═════ RECORDS ═════
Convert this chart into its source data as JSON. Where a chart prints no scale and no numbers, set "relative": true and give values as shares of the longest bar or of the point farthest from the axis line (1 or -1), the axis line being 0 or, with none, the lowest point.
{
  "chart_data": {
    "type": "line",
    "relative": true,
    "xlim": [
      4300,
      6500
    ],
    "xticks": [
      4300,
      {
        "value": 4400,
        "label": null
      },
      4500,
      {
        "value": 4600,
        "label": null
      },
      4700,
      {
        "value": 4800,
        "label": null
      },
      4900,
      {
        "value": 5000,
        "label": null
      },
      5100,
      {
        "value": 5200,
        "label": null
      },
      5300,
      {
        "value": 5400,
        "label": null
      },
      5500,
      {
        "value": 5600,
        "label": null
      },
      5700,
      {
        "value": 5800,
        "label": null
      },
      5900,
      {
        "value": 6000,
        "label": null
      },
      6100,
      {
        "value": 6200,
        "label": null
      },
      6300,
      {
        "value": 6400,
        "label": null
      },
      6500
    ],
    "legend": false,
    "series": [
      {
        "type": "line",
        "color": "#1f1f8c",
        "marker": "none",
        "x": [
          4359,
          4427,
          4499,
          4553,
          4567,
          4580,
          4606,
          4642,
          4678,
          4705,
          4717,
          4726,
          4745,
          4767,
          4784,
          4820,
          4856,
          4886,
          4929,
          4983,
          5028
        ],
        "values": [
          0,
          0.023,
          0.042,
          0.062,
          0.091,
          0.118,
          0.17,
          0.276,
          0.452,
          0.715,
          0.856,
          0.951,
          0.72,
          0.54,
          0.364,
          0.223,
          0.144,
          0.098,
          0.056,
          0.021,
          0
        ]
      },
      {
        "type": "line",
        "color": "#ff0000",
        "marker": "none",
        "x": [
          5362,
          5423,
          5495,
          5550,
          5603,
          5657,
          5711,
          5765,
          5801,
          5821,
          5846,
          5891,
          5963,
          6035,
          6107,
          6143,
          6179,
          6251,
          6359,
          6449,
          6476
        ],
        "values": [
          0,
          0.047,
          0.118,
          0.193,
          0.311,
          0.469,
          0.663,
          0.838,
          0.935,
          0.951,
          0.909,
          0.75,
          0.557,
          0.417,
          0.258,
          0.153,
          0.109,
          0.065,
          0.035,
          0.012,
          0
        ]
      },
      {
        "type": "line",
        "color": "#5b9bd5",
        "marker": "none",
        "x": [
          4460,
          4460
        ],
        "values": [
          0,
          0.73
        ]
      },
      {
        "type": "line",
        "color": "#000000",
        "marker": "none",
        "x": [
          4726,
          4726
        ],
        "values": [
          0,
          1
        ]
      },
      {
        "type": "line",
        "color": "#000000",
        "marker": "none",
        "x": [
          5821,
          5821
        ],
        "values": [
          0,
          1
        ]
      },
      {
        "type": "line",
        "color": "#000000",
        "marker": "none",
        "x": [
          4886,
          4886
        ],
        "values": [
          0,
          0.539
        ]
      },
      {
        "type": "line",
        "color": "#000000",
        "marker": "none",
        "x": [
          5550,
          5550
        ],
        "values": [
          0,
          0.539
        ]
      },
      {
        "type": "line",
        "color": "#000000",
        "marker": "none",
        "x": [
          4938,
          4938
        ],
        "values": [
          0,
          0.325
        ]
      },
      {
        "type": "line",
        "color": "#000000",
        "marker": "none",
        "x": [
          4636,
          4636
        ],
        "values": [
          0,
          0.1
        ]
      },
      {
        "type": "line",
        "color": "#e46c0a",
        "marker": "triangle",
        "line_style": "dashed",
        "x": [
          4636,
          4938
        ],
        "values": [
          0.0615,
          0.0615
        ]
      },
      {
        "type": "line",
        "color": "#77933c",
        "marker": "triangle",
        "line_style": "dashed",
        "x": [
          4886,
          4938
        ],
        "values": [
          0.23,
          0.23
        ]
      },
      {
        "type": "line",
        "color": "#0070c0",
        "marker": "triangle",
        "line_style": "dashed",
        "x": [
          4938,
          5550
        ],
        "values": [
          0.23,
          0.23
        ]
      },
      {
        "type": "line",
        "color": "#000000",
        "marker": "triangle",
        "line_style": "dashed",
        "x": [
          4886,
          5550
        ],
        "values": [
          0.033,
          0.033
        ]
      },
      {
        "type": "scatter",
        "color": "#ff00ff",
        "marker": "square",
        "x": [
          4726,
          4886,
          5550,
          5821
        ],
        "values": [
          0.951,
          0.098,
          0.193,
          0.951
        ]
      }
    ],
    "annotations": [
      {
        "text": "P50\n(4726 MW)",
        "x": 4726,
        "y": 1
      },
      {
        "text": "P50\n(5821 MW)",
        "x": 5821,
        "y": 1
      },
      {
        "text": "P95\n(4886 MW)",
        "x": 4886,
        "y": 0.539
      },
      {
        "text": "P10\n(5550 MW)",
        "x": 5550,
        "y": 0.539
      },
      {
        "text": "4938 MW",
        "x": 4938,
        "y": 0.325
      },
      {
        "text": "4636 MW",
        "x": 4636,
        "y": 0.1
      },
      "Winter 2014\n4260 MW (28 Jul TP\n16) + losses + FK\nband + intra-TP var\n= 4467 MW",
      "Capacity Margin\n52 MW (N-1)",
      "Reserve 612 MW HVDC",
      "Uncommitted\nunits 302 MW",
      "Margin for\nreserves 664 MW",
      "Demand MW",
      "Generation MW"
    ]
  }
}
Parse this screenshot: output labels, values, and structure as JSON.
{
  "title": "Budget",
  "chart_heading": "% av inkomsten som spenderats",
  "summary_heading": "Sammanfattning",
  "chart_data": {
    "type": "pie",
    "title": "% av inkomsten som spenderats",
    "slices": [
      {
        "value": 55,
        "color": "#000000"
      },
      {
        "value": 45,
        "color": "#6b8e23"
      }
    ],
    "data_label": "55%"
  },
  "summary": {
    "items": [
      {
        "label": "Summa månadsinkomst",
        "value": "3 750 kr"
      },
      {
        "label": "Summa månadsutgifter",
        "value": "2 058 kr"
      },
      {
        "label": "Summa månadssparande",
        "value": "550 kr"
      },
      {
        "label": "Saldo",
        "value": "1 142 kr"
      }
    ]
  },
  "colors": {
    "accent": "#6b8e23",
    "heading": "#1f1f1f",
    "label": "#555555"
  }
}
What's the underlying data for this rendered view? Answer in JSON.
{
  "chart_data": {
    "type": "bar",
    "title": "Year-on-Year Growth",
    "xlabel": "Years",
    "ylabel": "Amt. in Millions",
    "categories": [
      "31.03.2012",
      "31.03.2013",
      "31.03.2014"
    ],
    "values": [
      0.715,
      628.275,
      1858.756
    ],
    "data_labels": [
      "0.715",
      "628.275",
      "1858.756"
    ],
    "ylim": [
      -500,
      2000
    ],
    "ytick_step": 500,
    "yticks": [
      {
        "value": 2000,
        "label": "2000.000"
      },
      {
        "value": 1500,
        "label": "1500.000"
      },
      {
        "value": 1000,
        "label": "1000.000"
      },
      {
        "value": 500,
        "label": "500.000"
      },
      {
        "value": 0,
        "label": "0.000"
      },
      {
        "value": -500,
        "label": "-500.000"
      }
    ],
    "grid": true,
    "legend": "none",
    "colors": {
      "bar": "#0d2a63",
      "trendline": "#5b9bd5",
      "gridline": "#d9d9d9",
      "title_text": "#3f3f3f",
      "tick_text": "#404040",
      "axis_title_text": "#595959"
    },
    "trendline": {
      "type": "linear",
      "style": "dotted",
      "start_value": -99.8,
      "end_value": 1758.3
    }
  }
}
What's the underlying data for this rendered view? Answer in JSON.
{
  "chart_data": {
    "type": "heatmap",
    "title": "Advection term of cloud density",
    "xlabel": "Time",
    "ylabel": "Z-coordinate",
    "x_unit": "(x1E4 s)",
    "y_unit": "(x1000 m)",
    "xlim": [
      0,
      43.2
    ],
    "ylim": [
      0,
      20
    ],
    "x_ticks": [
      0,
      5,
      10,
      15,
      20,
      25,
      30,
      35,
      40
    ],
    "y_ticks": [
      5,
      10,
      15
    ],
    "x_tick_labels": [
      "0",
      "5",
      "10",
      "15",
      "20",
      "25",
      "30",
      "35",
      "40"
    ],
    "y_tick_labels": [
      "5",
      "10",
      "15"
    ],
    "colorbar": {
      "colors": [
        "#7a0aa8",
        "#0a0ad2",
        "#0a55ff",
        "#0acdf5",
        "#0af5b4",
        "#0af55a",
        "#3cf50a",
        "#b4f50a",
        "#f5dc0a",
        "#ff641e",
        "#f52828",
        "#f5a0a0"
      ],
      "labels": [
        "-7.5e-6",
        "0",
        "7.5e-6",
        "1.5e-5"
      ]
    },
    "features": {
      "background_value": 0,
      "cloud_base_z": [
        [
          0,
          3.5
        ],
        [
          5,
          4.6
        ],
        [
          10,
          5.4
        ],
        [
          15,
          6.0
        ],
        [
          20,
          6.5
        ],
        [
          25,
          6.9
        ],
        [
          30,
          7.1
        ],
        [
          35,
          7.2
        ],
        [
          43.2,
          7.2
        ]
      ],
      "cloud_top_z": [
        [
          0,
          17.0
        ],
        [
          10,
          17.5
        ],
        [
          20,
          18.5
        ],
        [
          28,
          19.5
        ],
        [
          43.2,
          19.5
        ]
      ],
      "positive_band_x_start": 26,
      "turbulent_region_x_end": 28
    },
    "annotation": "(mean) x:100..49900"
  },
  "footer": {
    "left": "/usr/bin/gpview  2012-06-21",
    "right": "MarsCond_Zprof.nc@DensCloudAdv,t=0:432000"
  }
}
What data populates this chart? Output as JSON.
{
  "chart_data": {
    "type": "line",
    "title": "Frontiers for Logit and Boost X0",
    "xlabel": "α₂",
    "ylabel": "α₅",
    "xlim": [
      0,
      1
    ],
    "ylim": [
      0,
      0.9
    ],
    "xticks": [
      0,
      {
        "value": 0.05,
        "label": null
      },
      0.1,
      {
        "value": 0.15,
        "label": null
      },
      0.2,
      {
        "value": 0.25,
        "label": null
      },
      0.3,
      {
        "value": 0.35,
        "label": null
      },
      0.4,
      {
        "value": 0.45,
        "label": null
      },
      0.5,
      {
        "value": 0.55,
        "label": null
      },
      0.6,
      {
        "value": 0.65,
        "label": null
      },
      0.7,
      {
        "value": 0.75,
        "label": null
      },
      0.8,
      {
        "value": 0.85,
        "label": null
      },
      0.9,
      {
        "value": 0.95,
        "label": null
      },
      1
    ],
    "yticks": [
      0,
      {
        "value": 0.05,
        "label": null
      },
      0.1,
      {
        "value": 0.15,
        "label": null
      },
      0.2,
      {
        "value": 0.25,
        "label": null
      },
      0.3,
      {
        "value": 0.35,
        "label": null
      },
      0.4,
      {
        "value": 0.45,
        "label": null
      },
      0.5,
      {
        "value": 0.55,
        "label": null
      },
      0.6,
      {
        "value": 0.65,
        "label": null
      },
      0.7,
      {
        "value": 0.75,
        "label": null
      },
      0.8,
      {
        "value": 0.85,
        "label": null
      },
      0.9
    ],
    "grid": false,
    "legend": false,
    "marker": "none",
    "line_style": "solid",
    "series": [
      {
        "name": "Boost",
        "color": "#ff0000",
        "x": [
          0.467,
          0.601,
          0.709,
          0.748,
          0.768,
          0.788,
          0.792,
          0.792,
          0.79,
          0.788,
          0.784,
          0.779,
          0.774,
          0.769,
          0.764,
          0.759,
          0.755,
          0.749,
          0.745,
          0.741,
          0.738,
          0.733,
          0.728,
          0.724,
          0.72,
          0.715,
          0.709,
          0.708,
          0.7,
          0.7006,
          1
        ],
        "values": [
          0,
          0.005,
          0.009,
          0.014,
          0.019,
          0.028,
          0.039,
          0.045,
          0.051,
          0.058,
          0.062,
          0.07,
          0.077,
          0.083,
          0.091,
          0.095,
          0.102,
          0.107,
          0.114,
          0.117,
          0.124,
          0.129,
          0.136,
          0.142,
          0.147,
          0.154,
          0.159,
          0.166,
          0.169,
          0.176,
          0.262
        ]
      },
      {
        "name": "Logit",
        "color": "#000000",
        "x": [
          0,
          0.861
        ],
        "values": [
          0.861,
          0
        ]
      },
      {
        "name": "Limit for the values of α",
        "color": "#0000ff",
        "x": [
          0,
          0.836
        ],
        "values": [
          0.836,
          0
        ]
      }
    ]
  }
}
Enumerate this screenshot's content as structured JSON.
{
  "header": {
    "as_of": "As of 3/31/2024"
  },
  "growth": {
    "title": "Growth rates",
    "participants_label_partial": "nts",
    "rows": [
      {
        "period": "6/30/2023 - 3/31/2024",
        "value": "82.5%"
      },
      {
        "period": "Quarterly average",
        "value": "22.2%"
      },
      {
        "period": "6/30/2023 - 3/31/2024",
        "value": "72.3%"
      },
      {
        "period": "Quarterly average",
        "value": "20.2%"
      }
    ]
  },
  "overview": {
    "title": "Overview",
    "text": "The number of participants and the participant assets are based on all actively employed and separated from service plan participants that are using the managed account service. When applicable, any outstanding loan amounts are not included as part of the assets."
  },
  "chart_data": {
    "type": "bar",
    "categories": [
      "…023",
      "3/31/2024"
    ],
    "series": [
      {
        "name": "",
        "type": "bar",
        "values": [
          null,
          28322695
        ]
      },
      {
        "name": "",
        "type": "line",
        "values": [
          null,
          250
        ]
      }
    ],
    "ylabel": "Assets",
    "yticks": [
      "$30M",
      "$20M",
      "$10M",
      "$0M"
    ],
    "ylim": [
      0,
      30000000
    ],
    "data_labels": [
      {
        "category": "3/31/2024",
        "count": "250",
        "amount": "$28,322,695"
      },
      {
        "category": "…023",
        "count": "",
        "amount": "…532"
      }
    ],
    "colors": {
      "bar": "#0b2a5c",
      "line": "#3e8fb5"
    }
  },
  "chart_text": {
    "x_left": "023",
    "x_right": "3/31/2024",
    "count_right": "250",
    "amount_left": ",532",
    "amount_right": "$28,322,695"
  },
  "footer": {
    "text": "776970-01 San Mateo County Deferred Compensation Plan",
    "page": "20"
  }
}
═════
* [STATED GOAL]: Note every line above where the string "this" shows up, and copy those lines.

* [COMPLETE OUTPUT]:
Convert this chart into its source data as JSON. Where a chart prints no scale and no numbers, set "relative": true and give values as shares of the longest bar or of the point farthest from the axis line (1 or -1), the axis line being 0 or, with none, the lowest point.
Parse this screenshot: output labels, values, and structure as JSON.
What's the underlying data for this rendered view? Answer in JSON.
What's the underlying data for this rendered view? Answer in JSON.
What data populates this chart? Output as JSON.
Enumerate this screenshot's content as structured JSON.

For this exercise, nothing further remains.